*Assigned task:*
Could you give the entries again, exactly as written?
──────── Provided data
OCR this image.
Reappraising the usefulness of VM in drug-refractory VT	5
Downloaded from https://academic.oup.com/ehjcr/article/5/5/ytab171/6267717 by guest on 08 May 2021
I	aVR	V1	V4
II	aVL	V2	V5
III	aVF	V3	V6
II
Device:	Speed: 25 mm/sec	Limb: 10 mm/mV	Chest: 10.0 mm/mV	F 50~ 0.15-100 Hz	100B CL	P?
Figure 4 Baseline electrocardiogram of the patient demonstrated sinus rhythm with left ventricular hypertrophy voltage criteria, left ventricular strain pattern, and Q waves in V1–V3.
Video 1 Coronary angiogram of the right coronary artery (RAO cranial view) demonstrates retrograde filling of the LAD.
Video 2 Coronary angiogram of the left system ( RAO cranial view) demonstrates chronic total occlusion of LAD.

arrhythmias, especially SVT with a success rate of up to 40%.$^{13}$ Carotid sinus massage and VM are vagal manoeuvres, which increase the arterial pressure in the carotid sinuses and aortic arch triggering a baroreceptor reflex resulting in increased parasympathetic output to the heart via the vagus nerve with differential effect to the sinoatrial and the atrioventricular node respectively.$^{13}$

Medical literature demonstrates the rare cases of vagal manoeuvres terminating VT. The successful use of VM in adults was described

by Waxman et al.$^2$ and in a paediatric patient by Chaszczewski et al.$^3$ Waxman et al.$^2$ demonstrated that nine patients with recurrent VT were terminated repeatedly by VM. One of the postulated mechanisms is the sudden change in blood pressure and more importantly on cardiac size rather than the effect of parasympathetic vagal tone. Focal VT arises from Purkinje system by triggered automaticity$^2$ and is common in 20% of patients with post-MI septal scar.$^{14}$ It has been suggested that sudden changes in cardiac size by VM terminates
────────────────
*Task result:*
OCR this image.
Reappraising the usefulness of VM in drug-refractory VT	5
Downloaded from https://academic.oup.com/ehjcr/article/5/5/ytab171/6267717 by guest on 08 May 2021
I	aVR	V1	V4
II	aVL	V2	V5
III	aVF	V3	V6
II
Device:	Speed: 25 mm/sec	Limb: 10 mm/mV	Chest: 10.0 mm/mV	F 50~ 0.15-100 Hz	100B CL	P?
Figure 4 Baseline electrocardiogram of the patient demonstrated sinus rhythm with left ventricular hypertrophy voltage criteria, left ventricular strain pattern, and Q waves in V1–V3.
Video 1 Coronary angiogram of the right coronary artery (RAO cranial view) demonstrates retrograde filling of the LAD.
Video 2 Coronary angiogram of the left system ( RAO cranial view) demonstrates chronic total occlusion of LAD.

arrhythmias, especially SVT with a success rate of up to 40%.$^{13}$ Carotid sinus massage and VM are vagal manoeuvres, which increase the arterial pressure in the carotid sinuses and aortic arch triggering a baroreceptor reflex resulting in increased parasympathetic output to the heart via the vagus nerve with differential effect to the sinoatrial and the atrioventricular node respectively.$^{13}$

Medical literature demonstrates the rare cases of vagal manoeuvres terminating VT. The successful use of VM in adults was described

by Waxman et al.$^2$ and in a paediatric patient by Chaszczewski et al.$^3$ Waxman et al.$^2$ demonstrated that nine patients with recurrent VT were terminated repeatedly by VM. One of the postulated mechanisms is the sudden change in blood pressure and more importantly on cardiac size rather than the effect of parasympathetic vagal tone. Focal VT arises from Purkinje system by triggered automaticity$^2$ and is common in 20% of patients with post-MI septal scar.$^{14}$ It has been suggested that sudden changes in cardiac size by VM terminates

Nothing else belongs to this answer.